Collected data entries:
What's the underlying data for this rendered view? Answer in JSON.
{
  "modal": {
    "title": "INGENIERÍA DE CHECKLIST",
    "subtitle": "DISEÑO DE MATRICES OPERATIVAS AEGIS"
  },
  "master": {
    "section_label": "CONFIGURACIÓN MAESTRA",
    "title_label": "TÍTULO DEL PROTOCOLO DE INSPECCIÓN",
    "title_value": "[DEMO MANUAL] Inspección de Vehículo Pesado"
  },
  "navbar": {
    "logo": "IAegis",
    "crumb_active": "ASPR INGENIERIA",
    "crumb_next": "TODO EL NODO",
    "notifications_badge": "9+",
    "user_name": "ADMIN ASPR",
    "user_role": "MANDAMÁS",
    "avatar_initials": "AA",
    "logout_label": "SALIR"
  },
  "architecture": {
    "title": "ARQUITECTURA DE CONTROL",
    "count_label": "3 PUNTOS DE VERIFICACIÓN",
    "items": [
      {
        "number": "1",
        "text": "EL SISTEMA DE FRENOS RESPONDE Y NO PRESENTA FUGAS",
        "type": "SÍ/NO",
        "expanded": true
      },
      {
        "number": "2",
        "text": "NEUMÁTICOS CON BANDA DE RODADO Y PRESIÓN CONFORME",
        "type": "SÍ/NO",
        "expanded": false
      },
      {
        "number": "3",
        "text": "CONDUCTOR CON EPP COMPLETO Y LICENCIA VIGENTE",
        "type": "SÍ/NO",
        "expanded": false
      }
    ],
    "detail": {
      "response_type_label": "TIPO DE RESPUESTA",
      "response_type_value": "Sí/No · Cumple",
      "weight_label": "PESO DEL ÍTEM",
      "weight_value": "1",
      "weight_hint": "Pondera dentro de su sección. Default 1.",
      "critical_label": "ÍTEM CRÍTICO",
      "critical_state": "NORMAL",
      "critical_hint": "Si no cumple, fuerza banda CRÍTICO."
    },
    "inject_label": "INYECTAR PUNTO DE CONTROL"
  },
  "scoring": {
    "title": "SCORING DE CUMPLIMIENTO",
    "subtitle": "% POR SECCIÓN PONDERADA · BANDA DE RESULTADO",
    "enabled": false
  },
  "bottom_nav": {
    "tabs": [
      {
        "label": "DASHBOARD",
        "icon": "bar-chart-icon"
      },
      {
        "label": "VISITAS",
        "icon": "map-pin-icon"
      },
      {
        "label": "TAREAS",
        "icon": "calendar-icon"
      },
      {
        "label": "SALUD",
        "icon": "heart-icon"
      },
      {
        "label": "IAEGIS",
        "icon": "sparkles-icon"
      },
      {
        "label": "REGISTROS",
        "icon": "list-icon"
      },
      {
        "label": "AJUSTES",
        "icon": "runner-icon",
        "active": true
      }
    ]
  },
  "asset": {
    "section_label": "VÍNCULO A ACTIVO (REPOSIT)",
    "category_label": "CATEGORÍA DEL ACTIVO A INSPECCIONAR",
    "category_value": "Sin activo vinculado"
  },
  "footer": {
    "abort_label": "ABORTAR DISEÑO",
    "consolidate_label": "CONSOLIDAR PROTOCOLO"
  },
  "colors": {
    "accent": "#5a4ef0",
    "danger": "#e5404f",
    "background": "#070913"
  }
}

Given request. Transcribe every record above exactly as it appears.

Task answer.
What's the underlying data for this rendered view? Answer in JSON.
{
  "modal": {
    "title": "INGENIERÍA DE CHECKLIST",
    "subtitle": "DISEÑO DE MATRICES OPERATIVAS AEGIS"
  },
  "master": {
    "section_label": "CONFIGURACIÓN MAESTRA",
    "title_label": "TÍTULO DEL PROTOCOLO DE INSPECCIÓN",
    "title_value": "[DEMO MANUAL] Inspección de Vehículo Pesado"
  },
  "navbar": {
    "logo": "IAegis",
    "crumb_active": "ASPR INGENIERIA",
    "crumb_next": "TODO EL NODO",
    "notifications_badge": "9+",
    "user_name": "ADMIN ASPR",
    "user_role": "MANDAMÁS",
    "avatar_initials": "AA",
    "logout_label": "SALIR"
  },
  "architecture": {
    "title": "ARQUITECTURA DE CONTROL",
    "count_label": "3 PUNTOS DE VERIFICACIÓN",
    "items": [
      {
        "number": "1",
        "text": "EL SISTEMA DE FRENOS RESPONDE Y NO PRESENTA FUGAS",
        "type": "SÍ/NO",
        "expanded": true
      },
      {
        "number": "2",
        "text": "NEUMÁTICOS CON BANDA DE RODADO Y PRESIÓN CONFORME",
        "type": "SÍ/NO",
        "expanded": false
      },
      {
        "number": "3",
        "text": "CONDUCTOR CON EPP COMPLETO Y LICENCIA VIGENTE",
        "type": "SÍ/NO",
        "expanded": false
      }
    ],
    "detail": {
      "response_type_label": "TIPO DE RESPUESTA",
      "response_type_value": "Sí/No · Cumple",
      "weight_label": "PESO DEL ÍTEM",
      "weight_value": "1",
      "weight_hint": "Pondera dentro de su sección. Default 1.",
      "critical_label": "ÍTEM CRÍTICO",
      "critical_state": "NORMAL",
      "critical_hint": "Si no cumple, fuerza banda CRÍTICO."
    },
    "inject_label": "INYECTAR PUNTO DE CONTROL"
  },
  "scoring": {
    "title": "SCORING DE CUMPLIMIENTO",
    "subtitle": "% POR SECCIÓN PONDERADA · BANDA DE RESULTADO",
    "enabled": false
  },
  "bottom_nav": {
    "tabs": [
      {
        "label": "DASHBOARD",
        "icon": "bar-chart-icon"
      },
      {
        "label": "VISITAS",
        "icon": "map-pin-icon"
      },
      {
        "label": "TAREAS",
        "icon": "calendar-icon"
      },
      {
        "label": "SALUD",
        "icon": "heart-icon"
      },
      {
        "label": "IAEGIS",
        "icon": "sparkles-icon"
      },
      {
        "label": "REGISTROS",
        "icon": "list-icon"
      },
      {
        "label": "AJUSTES",
        "icon": "runner-icon",
        "active": true
      }
    ]
  },
  "asset": {
    "section_label": "VÍNCULO A ACTIVO (REPOSIT)",
    "category_label": "CATEGORÍA DEL ACTIVO A INSPECCIONAR",
    "category_value": "Sin activo vinculado"
  },
  "footer": {
    "abort_label": "ABORTAR DISEÑO",
    "consolidate_label": "CONSOLIDAR PROTOCOLO"
  },
  "colors": {
    "accent": "#5a4ef0",
    "danger": "#e5404f",
    "background": "#070913"
  }
}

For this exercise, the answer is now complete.